(What to do): Could you please output all of the records exactly?

□ □ □ □ □ □ □

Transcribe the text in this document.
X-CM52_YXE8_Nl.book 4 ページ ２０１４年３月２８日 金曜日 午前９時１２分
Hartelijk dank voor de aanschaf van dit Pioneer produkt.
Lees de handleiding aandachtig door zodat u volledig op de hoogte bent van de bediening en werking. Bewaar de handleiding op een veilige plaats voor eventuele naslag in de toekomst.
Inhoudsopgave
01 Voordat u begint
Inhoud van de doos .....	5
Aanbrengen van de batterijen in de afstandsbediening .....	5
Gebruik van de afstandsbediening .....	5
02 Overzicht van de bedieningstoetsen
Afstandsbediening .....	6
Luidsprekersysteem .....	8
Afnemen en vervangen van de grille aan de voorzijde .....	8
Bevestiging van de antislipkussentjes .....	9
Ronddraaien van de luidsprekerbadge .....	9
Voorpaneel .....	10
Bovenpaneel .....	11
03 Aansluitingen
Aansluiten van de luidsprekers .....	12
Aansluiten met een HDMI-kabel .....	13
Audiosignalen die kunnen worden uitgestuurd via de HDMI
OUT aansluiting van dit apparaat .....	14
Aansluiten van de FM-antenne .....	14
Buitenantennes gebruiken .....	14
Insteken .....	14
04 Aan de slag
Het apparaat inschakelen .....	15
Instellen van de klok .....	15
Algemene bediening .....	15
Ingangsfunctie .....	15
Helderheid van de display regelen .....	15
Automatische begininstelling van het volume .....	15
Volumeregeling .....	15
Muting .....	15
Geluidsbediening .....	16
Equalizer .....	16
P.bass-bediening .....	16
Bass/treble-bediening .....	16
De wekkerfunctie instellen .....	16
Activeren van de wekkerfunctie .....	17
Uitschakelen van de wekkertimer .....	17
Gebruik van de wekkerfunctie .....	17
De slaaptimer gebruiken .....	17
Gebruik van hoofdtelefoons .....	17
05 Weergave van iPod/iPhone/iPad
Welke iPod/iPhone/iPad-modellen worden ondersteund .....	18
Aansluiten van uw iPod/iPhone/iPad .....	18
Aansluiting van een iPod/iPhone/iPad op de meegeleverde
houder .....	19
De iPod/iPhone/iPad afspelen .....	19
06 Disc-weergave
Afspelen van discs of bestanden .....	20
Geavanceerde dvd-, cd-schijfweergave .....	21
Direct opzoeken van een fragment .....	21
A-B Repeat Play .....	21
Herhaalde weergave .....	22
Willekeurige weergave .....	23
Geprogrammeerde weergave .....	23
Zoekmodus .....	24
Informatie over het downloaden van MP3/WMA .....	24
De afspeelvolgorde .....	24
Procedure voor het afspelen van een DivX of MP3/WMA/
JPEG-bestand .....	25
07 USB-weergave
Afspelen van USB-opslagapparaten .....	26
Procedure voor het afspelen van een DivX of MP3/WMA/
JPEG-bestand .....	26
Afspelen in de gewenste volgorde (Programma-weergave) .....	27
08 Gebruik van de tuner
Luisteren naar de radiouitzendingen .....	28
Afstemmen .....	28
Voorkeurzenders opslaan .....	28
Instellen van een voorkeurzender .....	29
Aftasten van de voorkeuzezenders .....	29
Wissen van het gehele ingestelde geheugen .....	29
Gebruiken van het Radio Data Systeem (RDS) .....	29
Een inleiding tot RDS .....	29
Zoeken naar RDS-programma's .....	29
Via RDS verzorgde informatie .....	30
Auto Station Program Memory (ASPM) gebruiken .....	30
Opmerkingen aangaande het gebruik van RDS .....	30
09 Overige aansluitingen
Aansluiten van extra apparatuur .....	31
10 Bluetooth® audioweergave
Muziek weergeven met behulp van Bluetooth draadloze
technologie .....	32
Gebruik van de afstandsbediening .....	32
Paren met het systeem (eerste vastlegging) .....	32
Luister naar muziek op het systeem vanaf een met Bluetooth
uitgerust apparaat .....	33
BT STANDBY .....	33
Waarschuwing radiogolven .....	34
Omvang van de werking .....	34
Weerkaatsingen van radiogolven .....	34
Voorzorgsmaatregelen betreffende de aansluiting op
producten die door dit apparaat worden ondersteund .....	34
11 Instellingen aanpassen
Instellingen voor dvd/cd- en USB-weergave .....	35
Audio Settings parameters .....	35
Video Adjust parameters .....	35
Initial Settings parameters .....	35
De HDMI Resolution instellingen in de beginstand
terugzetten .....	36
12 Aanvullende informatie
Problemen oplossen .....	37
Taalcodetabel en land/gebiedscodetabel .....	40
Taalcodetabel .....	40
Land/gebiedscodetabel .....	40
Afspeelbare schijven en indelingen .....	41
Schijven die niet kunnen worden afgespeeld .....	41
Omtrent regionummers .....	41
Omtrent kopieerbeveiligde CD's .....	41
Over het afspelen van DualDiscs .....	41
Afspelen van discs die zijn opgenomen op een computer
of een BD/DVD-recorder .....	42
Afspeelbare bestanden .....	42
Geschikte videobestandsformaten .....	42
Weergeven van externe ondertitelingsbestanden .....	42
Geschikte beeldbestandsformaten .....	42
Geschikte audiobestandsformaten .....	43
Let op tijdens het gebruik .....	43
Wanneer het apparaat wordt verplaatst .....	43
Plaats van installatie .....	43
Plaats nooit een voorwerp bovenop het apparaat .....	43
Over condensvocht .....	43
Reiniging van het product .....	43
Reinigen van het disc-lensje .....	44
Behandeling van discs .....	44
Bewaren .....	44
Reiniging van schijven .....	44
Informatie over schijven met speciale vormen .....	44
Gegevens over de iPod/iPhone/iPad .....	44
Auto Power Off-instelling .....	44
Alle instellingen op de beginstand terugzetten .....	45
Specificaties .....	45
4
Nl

□ □ □ □ □ □ □

(Finished task):
Transcribe the text in this document.
X-CM52_YXE8_Nl.book 4 ページ ２０１４年３月２８日 金曜日 午前９時１２分
Hartelijk dank voor de aanschaf van dit Pioneer produkt.
Lees de handleiding aandachtig door zodat u volledig op de hoogte bent van de bediening en werking. Bewaar de handleiding op een veilige plaats voor eventuele naslag in de toekomst.
Inhoudsopgave
01 Voordat u begint
Inhoud van de doos .....	5
Aanbrengen van de batterijen in de afstandsbediening .....	5
Gebruik van de afstandsbediening .....	5
02 Overzicht van de bedieningstoetsen
Afstandsbediening .....	6
Luidsprekersysteem .....	8
Afnemen en vervangen van de grille aan de voorzijde .....	8
Bevestiging van de antislipkussentjes .....	9
Ronddraaien van de luidsprekerbadge .....	9
Voorpaneel .....	10
Bovenpaneel .....	11
03 Aansluitingen
Aansluiten van de luidsprekers .....	12
Aansluiten met een HDMI-kabel .....	13
Audiosignalen die kunnen worden uitgestuurd via de HDMI
OUT aansluiting van dit apparaat .....	14
Aansluiten van de FM-antenne .....	14
Buitenantennes gebruiken .....	14
Insteken .....	14
04 Aan de slag
Het apparaat inschakelen .....	15
Instellen van de klok .....	15
Algemene bediening .....	15
Ingangsfunctie .....	15
Helderheid van de display regelen .....	15
Automatische begininstelling van het volume .....	15
Volumeregeling .....	15
Muting .....	15
Geluidsbediening .....	16
Equalizer .....	16
P.bass-bediening .....	16
Bass/treble-bediening .....	16
De wekkerfunctie instellen .....	16
Activeren van de wekkerfunctie .....	17
Uitschakelen van de wekkertimer .....	17
Gebruik van de wekkerfunctie .....	17
De slaaptimer gebruiken .....	17
Gebruik van hoofdtelefoons .....	17
05 Weergave van iPod/iPhone/iPad
Welke iPod/iPhone/iPad-modellen worden ondersteund .....	18
Aansluiten van uw iPod/iPhone/iPad .....	18
Aansluiting van een iPod/iPhone/iPad op de meegeleverde
houder .....	19
De iPod/iPhone/iPad afspelen .....	19
06 Disc-weergave
Afspelen van discs of bestanden .....	20
Geavanceerde dvd-, cd-schijfweergave .....	21
Direct opzoeken van een fragment .....	21
A-B Repeat Play .....	21
Herhaalde weergave .....	22
Willekeurige weergave .....	23
Geprogrammeerde weergave .....	23
Zoekmodus .....	24
Informatie over het downloaden van MP3/WMA .....	24
De afspeelvolgorde .....	24
Procedure voor het afspelen van een DivX of MP3/WMA/
JPEG-bestand .....	25
07 USB-weergave
Afspelen van USB-opslagapparaten .....	26
Procedure voor het afspelen van een DivX of MP3/WMA/
JPEG-bestand .....	26
Afspelen in de gewenste volgorde (Programma-weergave) .....	27
08 Gebruik van de tuner
Luisteren naar de radiouitzendingen .....	28
Afstemmen .....	28
Voorkeurzenders opslaan .....	28
Instellen van een voorkeurzender .....	29
Aftasten van de voorkeuzezenders .....	29
Wissen van het gehele ingestelde geheugen .....	29
Gebruiken van het Radio Data Systeem (RDS) .....	29
Een inleiding tot RDS .....	29
Zoeken naar RDS-programma's .....	29
Via RDS verzorgde informatie .....	30
Auto Station Program Memory (ASPM) gebruiken .....	30
Opmerkingen aangaande het gebruik van RDS .....	30
09 Overige aansluitingen
Aansluiten van extra apparatuur .....	31
10 Bluetooth® audioweergave
Muziek weergeven met behulp van Bluetooth draadloze
technologie .....	32
Gebruik van de afstandsbediening .....	32
Paren met het systeem (eerste vastlegging) .....	32
Luister naar muziek op het systeem vanaf een met Bluetooth
uitgerust apparaat .....	33
BT STANDBY .....	33
Waarschuwing radiogolven .....	34
Omvang van de werking .....	34
Weerkaatsingen van radiogolven .....	34
Voorzorgsmaatregelen betreffende de aansluiting op
producten die door dit apparaat worden ondersteund .....	34
11 Instellingen aanpassen
Instellingen voor dvd/cd- en USB-weergave .....	35
Audio Settings parameters .....	35
Video Adjust parameters .....	35
Initial Settings parameters .....	35
De HDMI Resolution instellingen in de beginstand
terugzetten .....	36
12 Aanvullende informatie
Problemen oplossen .....	37
Taalcodetabel en land/gebiedscodetabel .....	40
Taalcodetabel .....	40
Land/gebiedscodetabel .....	40
Afspeelbare schijven en indelingen .....	41
Schijven die niet kunnen worden afgespeeld .....	41
Omtrent regionummers .....	41
Omtrent kopieerbeveiligde CD's .....	41
Over het afspelen van DualDiscs .....	41
Afspelen van discs die zijn opgenomen op een computer
of een BD/DVD-recorder .....	42
Afspeelbare bestanden .....	42
Geschikte videobestandsformaten .....	42
Weergeven van externe ondertitelingsbestanden .....	42
Geschikte beeldbestandsformaten .....	42
Geschikte audiobestandsformaten .....	43
Let op tijdens het gebruik .....	43
Wanneer het apparaat wordt verplaatst .....	43
Plaats van installatie .....	43
Plaats nooit een voorwerp bovenop het apparaat .....	43
Over condensvocht .....	43
Reiniging van het product .....	43
Reinigen van het disc-lensje .....	44
Behandeling van discs .....	44
Bewaren .....	44
Reiniging van schijven .....	44
Informatie over schijven met speciale vormen .....	44
Gegevens over de iPod/iPhone/iPad .....	44
Auto Power Off-instelling .....	44
Alle instellingen op de beginstand terugzetten .....	45
Specificaties .....	45
4
Nl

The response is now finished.